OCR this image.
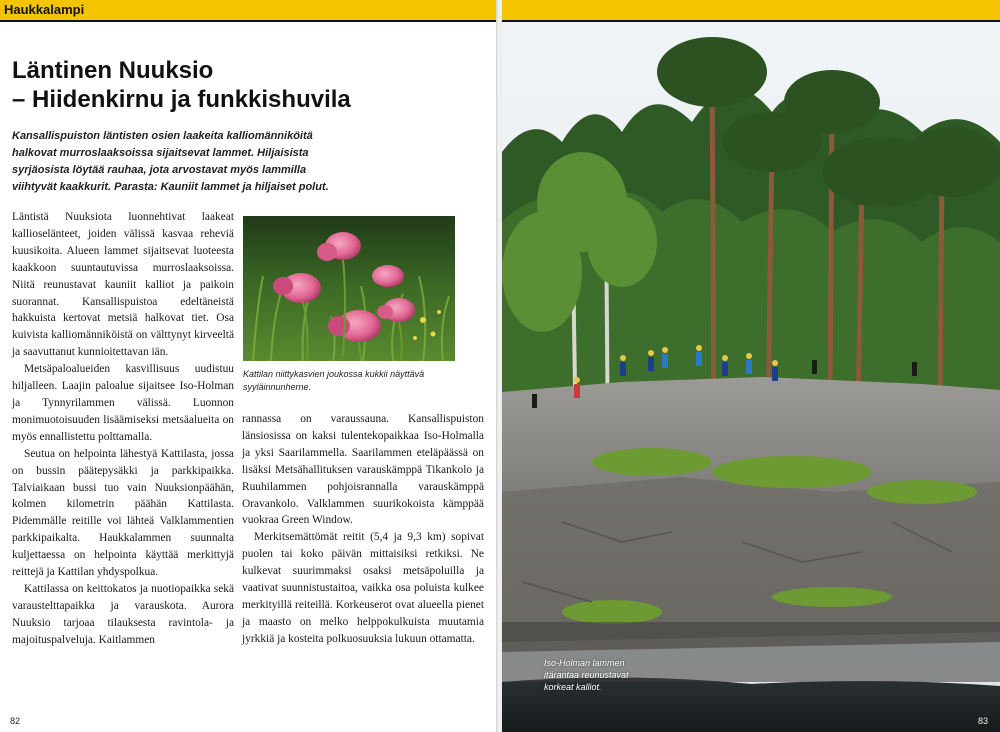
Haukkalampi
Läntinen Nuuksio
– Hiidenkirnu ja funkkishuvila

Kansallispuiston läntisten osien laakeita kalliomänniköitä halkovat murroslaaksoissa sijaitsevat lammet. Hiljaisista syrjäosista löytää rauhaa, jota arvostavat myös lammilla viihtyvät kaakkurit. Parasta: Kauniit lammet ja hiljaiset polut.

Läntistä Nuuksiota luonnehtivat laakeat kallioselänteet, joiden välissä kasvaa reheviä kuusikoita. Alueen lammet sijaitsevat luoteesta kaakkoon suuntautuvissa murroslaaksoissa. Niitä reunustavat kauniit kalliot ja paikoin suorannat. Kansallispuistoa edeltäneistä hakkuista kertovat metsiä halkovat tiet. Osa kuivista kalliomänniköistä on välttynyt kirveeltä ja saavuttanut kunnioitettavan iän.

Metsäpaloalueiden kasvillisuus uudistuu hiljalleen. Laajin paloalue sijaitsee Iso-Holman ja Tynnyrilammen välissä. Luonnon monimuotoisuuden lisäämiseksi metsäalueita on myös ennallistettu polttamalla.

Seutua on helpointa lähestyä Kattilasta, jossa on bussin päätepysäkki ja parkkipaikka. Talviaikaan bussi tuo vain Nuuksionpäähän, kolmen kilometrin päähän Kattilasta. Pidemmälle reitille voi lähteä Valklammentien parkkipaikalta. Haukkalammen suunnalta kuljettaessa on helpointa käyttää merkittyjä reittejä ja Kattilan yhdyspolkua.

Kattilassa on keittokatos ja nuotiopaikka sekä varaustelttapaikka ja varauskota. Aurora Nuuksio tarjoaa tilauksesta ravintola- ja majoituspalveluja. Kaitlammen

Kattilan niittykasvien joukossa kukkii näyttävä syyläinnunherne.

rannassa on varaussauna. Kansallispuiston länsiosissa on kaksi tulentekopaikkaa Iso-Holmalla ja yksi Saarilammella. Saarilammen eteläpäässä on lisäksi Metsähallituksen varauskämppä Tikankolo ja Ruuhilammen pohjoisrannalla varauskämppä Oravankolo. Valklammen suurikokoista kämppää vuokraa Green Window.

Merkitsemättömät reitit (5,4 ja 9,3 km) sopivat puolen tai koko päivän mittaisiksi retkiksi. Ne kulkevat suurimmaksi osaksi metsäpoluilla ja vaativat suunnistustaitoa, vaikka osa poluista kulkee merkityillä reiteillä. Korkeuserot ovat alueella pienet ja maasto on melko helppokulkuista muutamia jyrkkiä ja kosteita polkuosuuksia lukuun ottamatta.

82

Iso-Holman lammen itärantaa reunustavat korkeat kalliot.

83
--
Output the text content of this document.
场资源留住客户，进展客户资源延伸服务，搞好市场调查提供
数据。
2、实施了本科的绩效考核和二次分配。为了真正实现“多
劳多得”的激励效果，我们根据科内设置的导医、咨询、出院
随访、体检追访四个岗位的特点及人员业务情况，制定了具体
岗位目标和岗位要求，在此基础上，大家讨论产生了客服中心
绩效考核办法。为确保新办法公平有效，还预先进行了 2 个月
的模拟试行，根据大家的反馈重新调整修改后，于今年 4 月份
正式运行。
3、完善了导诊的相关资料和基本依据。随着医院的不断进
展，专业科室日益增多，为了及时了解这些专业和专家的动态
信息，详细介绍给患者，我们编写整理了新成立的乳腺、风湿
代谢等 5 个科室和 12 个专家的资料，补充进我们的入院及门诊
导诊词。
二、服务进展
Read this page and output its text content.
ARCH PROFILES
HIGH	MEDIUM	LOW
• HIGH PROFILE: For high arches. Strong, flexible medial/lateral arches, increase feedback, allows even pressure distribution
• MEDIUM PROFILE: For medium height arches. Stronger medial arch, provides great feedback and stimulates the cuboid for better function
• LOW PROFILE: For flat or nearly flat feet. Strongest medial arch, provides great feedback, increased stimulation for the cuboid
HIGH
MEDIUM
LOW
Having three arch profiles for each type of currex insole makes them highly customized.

→ **AIM**: Show all lines from the data above in which the word "this" appears.

→ **ANSWER TO THE PROBLEM**:
OCR this image.
Output the text content of this document.
Read this page and output its text content.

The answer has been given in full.